▼▼▼

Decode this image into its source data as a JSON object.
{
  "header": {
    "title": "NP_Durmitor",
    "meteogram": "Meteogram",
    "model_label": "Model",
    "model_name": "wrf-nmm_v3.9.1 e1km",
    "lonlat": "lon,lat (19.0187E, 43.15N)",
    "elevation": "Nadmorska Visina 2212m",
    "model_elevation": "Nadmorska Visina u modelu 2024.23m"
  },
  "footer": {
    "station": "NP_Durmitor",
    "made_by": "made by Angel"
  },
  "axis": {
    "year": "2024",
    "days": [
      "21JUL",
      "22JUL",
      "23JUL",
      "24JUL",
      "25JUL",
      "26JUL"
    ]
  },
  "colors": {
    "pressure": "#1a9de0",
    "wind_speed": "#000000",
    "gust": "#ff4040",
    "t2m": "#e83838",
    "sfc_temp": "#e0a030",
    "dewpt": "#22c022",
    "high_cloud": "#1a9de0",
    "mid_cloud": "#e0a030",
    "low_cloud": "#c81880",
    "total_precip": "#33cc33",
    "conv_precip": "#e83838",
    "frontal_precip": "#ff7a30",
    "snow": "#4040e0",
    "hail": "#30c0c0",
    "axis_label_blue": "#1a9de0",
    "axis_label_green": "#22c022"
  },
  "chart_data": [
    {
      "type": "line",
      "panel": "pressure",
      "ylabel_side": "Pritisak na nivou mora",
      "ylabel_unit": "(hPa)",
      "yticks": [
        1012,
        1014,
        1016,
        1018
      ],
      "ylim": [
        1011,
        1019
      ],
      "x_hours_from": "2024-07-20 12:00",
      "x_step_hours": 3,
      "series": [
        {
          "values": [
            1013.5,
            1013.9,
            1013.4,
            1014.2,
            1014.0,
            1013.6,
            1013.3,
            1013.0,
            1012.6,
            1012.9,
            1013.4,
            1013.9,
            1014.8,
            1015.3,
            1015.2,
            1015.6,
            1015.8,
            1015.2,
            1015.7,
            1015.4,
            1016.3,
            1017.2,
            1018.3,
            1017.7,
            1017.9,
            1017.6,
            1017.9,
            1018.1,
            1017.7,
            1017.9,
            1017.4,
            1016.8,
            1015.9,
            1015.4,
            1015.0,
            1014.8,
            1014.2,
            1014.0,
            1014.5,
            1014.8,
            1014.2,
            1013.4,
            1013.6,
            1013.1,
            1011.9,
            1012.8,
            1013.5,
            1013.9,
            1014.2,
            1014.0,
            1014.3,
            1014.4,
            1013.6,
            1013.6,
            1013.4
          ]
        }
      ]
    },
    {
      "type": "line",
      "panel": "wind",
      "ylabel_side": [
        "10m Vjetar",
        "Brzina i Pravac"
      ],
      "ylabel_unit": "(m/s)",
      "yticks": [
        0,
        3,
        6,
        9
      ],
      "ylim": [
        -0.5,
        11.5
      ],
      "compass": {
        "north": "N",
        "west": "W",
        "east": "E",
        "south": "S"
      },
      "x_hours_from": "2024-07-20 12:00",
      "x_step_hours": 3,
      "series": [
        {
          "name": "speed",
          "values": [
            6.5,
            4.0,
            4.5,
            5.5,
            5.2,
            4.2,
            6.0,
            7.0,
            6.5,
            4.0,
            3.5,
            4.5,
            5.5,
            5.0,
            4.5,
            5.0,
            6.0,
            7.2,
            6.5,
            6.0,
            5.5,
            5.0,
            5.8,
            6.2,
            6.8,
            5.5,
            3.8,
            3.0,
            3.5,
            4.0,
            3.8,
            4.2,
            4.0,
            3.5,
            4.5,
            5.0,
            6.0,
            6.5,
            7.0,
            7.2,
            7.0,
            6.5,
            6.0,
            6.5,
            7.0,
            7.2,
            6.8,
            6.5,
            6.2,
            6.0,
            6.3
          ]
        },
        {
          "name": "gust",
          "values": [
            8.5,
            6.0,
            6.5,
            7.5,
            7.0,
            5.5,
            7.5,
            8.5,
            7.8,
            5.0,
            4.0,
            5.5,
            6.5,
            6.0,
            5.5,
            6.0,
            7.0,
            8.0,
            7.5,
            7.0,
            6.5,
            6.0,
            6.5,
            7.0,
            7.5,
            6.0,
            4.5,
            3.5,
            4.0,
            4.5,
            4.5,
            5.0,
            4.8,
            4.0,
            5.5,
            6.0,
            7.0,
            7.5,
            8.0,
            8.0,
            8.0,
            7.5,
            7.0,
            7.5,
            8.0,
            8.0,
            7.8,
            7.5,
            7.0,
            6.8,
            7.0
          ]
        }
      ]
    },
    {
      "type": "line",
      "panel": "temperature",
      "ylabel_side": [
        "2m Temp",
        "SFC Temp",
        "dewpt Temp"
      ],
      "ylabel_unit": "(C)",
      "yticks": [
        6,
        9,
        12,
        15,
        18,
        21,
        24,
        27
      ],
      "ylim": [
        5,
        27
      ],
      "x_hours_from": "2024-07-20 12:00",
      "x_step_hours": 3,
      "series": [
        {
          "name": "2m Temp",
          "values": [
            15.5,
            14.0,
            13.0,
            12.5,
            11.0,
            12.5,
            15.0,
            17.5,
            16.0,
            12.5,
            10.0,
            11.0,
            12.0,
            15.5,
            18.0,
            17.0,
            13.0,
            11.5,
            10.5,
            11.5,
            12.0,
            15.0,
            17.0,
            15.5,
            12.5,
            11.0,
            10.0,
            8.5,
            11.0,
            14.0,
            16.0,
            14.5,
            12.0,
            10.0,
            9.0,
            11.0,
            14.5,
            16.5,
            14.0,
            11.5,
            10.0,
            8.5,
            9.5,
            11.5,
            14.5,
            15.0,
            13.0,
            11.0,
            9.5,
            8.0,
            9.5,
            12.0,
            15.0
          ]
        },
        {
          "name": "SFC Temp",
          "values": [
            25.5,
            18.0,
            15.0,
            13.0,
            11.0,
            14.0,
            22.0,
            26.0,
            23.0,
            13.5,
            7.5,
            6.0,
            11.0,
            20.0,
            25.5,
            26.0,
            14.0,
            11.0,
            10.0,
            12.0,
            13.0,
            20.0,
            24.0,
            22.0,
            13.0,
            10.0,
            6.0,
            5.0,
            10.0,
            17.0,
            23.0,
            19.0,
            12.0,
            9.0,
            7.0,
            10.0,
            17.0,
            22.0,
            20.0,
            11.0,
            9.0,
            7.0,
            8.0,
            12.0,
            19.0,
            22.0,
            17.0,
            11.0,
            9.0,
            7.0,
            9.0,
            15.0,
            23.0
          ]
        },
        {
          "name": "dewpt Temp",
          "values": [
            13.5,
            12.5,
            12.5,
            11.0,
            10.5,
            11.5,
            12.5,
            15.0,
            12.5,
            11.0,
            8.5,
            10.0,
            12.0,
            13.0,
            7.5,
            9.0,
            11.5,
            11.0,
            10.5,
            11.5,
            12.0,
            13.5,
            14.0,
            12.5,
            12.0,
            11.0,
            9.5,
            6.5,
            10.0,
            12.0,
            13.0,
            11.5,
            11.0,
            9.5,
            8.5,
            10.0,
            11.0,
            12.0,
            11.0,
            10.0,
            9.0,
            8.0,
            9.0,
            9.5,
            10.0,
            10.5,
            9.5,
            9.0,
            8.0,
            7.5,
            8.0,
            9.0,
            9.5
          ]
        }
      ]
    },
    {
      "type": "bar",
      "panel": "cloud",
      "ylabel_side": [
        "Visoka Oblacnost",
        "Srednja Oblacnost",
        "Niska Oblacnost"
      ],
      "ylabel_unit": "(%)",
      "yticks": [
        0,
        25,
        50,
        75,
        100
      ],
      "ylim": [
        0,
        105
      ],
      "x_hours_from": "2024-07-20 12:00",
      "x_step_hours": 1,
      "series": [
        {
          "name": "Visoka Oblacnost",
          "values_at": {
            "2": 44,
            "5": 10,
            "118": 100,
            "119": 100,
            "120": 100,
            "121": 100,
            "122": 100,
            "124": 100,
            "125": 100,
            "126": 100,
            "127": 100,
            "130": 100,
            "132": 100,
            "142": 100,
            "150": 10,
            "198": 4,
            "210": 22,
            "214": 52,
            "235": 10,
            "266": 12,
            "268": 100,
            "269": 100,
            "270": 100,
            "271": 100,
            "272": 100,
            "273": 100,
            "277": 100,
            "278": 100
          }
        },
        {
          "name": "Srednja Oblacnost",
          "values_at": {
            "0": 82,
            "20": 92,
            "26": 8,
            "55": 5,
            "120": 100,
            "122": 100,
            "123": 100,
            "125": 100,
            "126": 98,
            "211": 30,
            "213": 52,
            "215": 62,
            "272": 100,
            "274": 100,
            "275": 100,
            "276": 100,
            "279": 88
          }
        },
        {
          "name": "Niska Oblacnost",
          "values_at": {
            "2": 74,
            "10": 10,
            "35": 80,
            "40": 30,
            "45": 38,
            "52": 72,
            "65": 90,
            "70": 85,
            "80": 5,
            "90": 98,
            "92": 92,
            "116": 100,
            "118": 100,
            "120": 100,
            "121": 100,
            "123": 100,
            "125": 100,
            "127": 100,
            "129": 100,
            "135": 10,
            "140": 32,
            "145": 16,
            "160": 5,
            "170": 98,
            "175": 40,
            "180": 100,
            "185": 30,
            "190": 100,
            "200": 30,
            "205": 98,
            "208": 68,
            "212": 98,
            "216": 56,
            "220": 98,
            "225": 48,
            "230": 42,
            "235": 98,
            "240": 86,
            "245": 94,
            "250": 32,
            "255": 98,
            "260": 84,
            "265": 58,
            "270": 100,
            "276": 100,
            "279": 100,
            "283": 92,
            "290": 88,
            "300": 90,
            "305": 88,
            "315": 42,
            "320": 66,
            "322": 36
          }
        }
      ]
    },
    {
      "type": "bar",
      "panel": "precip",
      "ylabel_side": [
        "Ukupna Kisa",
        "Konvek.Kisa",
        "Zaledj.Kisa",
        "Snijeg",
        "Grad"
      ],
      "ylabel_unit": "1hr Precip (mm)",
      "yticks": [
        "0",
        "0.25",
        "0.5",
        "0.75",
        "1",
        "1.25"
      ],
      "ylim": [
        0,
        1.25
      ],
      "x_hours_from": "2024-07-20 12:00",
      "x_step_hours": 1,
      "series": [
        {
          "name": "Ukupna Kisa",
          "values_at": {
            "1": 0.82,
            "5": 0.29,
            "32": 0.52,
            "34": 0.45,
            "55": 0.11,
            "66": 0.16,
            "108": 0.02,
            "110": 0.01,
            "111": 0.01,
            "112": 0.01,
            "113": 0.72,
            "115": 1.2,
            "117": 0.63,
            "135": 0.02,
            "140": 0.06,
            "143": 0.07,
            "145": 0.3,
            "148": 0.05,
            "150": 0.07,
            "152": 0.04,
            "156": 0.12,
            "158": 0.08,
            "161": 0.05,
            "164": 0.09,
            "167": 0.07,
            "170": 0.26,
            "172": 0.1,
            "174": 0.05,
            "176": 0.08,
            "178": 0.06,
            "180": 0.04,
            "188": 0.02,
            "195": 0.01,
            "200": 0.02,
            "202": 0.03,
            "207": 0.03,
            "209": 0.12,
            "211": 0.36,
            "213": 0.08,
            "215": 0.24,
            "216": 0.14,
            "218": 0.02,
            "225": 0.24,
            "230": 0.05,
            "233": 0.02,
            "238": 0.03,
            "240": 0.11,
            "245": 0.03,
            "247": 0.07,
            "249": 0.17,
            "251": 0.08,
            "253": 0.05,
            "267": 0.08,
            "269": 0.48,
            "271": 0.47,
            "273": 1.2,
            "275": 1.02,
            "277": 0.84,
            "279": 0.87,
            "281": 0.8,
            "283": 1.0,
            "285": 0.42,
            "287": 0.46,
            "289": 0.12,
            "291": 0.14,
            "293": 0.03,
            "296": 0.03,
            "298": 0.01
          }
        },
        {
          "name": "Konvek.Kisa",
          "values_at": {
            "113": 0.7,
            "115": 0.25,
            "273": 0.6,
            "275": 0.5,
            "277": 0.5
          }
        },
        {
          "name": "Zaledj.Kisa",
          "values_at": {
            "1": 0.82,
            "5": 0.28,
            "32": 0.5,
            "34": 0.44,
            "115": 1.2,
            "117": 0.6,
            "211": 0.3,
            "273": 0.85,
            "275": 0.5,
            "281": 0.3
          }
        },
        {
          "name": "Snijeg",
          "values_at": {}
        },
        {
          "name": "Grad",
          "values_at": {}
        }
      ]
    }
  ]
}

▲▲▲

INSTRUCTION — Copy every line of the listing where the word "Visoka" appears.

ANSWER TO THE PROBLEM —
        "Visoka Oblacnost",
          "name": "Visoka Oblacnost",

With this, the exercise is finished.